::: INPUT MATERIAL

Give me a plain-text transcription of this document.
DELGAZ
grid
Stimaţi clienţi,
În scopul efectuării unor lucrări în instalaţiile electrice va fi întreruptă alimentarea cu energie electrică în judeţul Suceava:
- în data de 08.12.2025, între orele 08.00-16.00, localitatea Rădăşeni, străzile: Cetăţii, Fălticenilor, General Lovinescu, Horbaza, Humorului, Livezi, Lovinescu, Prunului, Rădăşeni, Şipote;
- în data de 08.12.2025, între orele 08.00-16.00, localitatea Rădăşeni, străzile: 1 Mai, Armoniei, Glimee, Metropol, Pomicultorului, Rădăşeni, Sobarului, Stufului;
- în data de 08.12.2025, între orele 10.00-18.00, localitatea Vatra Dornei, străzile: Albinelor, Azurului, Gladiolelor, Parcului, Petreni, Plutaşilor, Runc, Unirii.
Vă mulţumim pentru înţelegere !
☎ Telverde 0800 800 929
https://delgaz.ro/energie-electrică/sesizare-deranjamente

::::::

* _WHAT THE EXERCISE ASKS_
Quote the material exactly, leaving nothing out.

* _FINISHED EXERCISE_
Give me a plain-text transcription of this document.
DELGAZ
grid
Stimaţi clienţi,
În scopul efectuării unor lucrări în instalaţiile electrice va fi întreruptă alimentarea cu energie electrică în judeţul Suceava:
- în data de 08.12.2025, între orele 08.00-16.00, localitatea Rădăşeni, străzile: Cetăţii, Fălticenilor, General Lovinescu, Horbaza, Humorului, Livezi, Lovinescu, Prunului, Rădăşeni, Şipote;
- în data de 08.12.2025, între orele 08.00-16.00, localitatea Rădăşeni, străzile: 1 Mai, Armoniei, Glimee, Metropol, Pomicultorului, Rădăşeni, Sobarului, Stufului;
- în data de 08.12.2025, între orele 10.00-18.00, localitatea Vatra Dornei, străzile: Albinelor, Azurului, Gladiolelor, Parcului, Petreni, Plutaşilor, Runc, Unirii.
Vă mulţumim pentru înţelegere !
☎ Telverde 0800 800 929
https://delgaz.ro/energie-electrică/sesizare-deranjamente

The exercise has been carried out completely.